§ Input data:
___
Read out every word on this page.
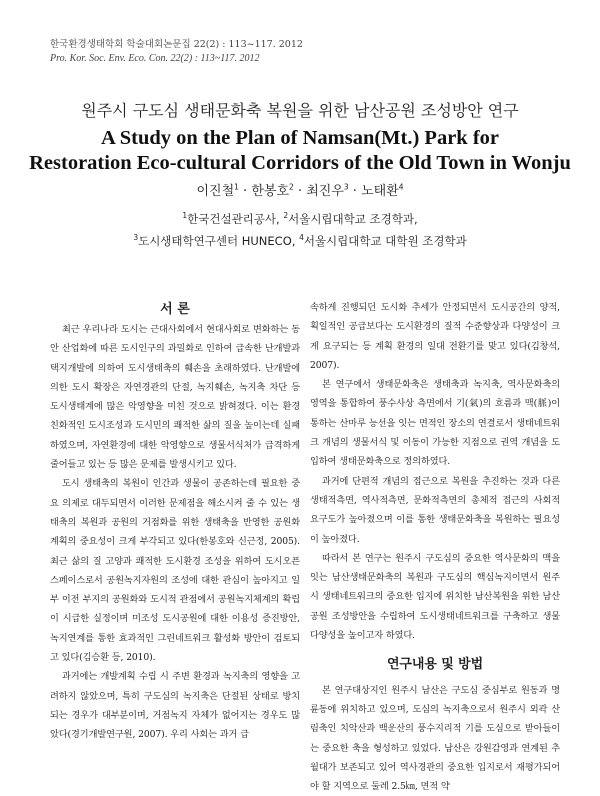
한국환경생태학회 학술대회논문집 22(2) : 113~117. 2012
Pro. Kor. Soc. Env. Eco. Con. 22(2) : 113~117. 2012
원주시 구도심 생태문화축 복원을 위한 남산공원 조성방안 연구
A Study on the Plan of Namsan(Mt.) Park for
Restoration Eco-cultural Corridors of the Old Town in Wonju
이진철$^1$ · 한봉호$^2$ · 최진우$^3$ · 노태환$^4$
$^1$한국건설관리공사, $^2$서울시립대학교 조경학과,
$^3$도시생태학연구센터 HUNECO, $^4$서울시립대학교 대학원 조경학과
서 론

최근 우리나라 도시는 근대사회에서 현대사회로 변화하는 동안 산업화에 따른 도시인구의 과밀화로 인하여 급속한 난개발과 택지개발에 의하여 도시생태축의 훼손을 초래하였다. 난개발에 의한 도시 확장은 자연경관의 단절, 녹지훼손, 녹지축 차단 등 도시생태계에 많은 악영향을 미친 것으로 밝혀졌다. 이는 환경친화적인 도시조성과 도시민의 쾌적한 삶의 질을 높이는데 실패하였으며, 자연환경에 대한 악영향으로 생물서식처가 급격하게 줄어들고 있는 등 많은 문제를 발생시키고 있다.

도시 생태축의 복원이 인간과 생물이 공존하는데 필요한 중요 의제로 대두되면서 이러한 문제점을 해소시켜 줄 수 있는 생태축의 복원과 공원의 거점화를 위한 생태축을 반영한 공원화 계획의 중요성이 크게 부각되고 있다(한봉호와 신근정, 2005). 최근 삶의 질 고양과 쾌적한 도시환경 조성을 위하여 도시오픈스페이스로서 공원녹지자원의 조성에 대한 관심이 높아지고 일부 이전 부지의 공원화와 도시적 관점에서 공원녹지체계의 확립이 시급한 실정이며 미조성 도시공원에 대한 이용성 증진방안, 녹지연계를 통한 효과적인 그린네트워크 활성화 방안이 검토되고 있다(김승환 등, 2010).

과거에는 개발계획 수립 시 주변 환경과 녹지축의 영향을 고려하지 않았으며, 특히 구도심의 녹지축은 단절된 상태로 방치되는 경우가 대부분이며, 거점녹지 자체가 없어지는 경우도 많았다(경기개발연구원, 2007). 우리 사회는 과거 급

속하게 진행되던 도시화 추세가 안정되면서 도시공간의 양적, 획일적인 공급보다는 도시환경의 질적 수준향상과 다양성이 크게 요구되는 등 계획 환경의 일대 전환기를 맞고 있다(김창석, 2007).

본 연구에서 생태문화축은 생태축과 녹지축, 역사문화축의 영역을 통합하여 풍수사상 측면에서 기(氣)의 흐름과 맥(脈)이 통하는 산마루 능선을 잇는 면적인 장소의 연결로서 생태네트워크 개념의 생물서식 및 이동이 가능한 지점으로 권역 개념을 도입하여 생태문화축으로 정의하였다.

과거에 단편적 개념의 접근으로 복원을 추진하는 것과 다른 생태적측면, 역사적측면, 문화적측면의 총체적 접근의 사회적 요구도가 높아졌으며 이를 통한 생태문화축을 복원하는 필요성이 높아졌다.

따라서 본 연구는 원주시 구도심의 중요한 역사문화의 맥을 잇는 남산생태문화축의 복원과 구도심의 핵심녹지이면서 원주시 생태네트워크의 중요한 입지에 위치한 남산복원을 위한 남산공원 조성방안을 수립하여 도시생태네트워크를 구축하고 생물다양성을 높이고자 하였다.

연구내용 및 방법

본 연구대상지인 원주시 남산은 구도심 중심부로 원동과 명륜동에 위치하고 있으며, 도심의 녹지축으로서 원주시 외곽 산림축인 치악산과 백운산의 풍수지리적 기를 도심으로 받아들이는 중요한 축을 형성하고 있었다. 남산은 강원감영과 연계된 추월대가 보존되고 있어 역사경관의 중요한 입지로서 재평가되어야 할 지역으로 둘레 2.5㎞, 면적 약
___
§ Set problem: Make an exact copy of the listing above. Do not include the pictures.

§ The answer:
Read out every word on this page.
한국환경생태학회 학술대회논문집 22(2) : 113~117. 2012
Pro. Kor. Soc. Env. Eco. Con. 22(2) : 113~117. 2012
원주시 구도심 생태문화축 복원을 위한 남산공원 조성방안 연구
A Study on the Plan of Namsan(Mt.) Park for
Restoration Eco-cultural Corridors of the Old Town in Wonju
이진철$^1$ · 한봉호$^2$ · 최진우$^3$ · 노태환$^4$
$^1$한국건설관리공사, $^2$서울시립대학교 조경학과,
$^3$도시생태학연구센터 HUNECO, $^4$서울시립대학교 대학원 조경학과
서 론

최근 우리나라 도시는 근대사회에서 현대사회로 변화하는 동안 산업화에 따른 도시인구의 과밀화로 인하여 급속한 난개발과 택지개발에 의하여 도시생태축의 훼손을 초래하였다. 난개발에 의한 도시 확장은 자연경관의 단절, 녹지훼손, 녹지축 차단 등 도시생태계에 많은 악영향을 미친 것으로 밝혀졌다. 이는 환경친화적인 도시조성과 도시민의 쾌적한 삶의 질을 높이는데 실패하였으며, 자연환경에 대한 악영향으로 생물서식처가 급격하게 줄어들고 있는 등 많은 문제를 발생시키고 있다.

도시 생태축의 복원이 인간과 생물이 공존하는데 필요한 중요 의제로 대두되면서 이러한 문제점을 해소시켜 줄 수 있는 생태축의 복원과 공원의 거점화를 위한 생태축을 반영한 공원화 계획의 중요성이 크게 부각되고 있다(한봉호와 신근정, 2005). 최근 삶의 질 고양과 쾌적한 도시환경 조성을 위하여 도시오픈스페이스로서 공원녹지자원의 조성에 대한 관심이 높아지고 일부 이전 부지의 공원화와 도시적 관점에서 공원녹지체계의 확립이 시급한 실정이며 미조성 도시공원에 대한 이용성 증진방안, 녹지연계를 통한 효과적인 그린네트워크 활성화 방안이 검토되고 있다(김승환 등, 2010).

과거에는 개발계획 수립 시 주변 환경과 녹지축의 영향을 고려하지 않았으며, 특히 구도심의 녹지축은 단절된 상태로 방치되는 경우가 대부분이며, 거점녹지 자체가 없어지는 경우도 많았다(경기개발연구원, 2007). 우리 사회는 과거 급

속하게 진행되던 도시화 추세가 안정되면서 도시공간의 양적, 획일적인 공급보다는 도시환경의 질적 수준향상과 다양성이 크게 요구되는 등 계획 환경의 일대 전환기를 맞고 있다(김창석, 2007).

본 연구에서 생태문화축은 생태축과 녹지축, 역사문화축의 영역을 통합하여 풍수사상 측면에서 기(氣)의 흐름과 맥(脈)이 통하는 산마루 능선을 잇는 면적인 장소의 연결로서 생태네트워크 개념의 생물서식 및 이동이 가능한 지점으로 권역 개념을 도입하여 생태문화축으로 정의하였다.

과거에 단편적 개념의 접근으로 복원을 추진하는 것과 다른 생태적측면, 역사적측면, 문화적측면의 총체적 접근의 사회적 요구도가 높아졌으며 이를 통한 생태문화축을 복원하는 필요성이 높아졌다.

따라서 본 연구는 원주시 구도심의 중요한 역사문화의 맥을 잇는 남산생태문화축의 복원과 구도심의 핵심녹지이면서 원주시 생태네트워크의 중요한 입지에 위치한 남산복원을 위한 남산공원 조성방안을 수립하여 도시생태네트워크를 구축하고 생물다양성을 높이고자 하였다.

연구내용 및 방법

본 연구대상지인 원주시 남산은 구도심 중심부로 원동과 명륜동에 위치하고 있으며, 도심의 녹지축으로서 원주시 외곽 산림축인 치악산과 백운산의 풍수지리적 기를 도심으로 받아들이는 중요한 축을 형성하고 있었다. 남산은 강원감영과 연계된 추월대가 보존되고 있어 역사경관의 중요한 입지로서 재평가되어야 할 지역으로 둘레 2.5㎞, 면적 약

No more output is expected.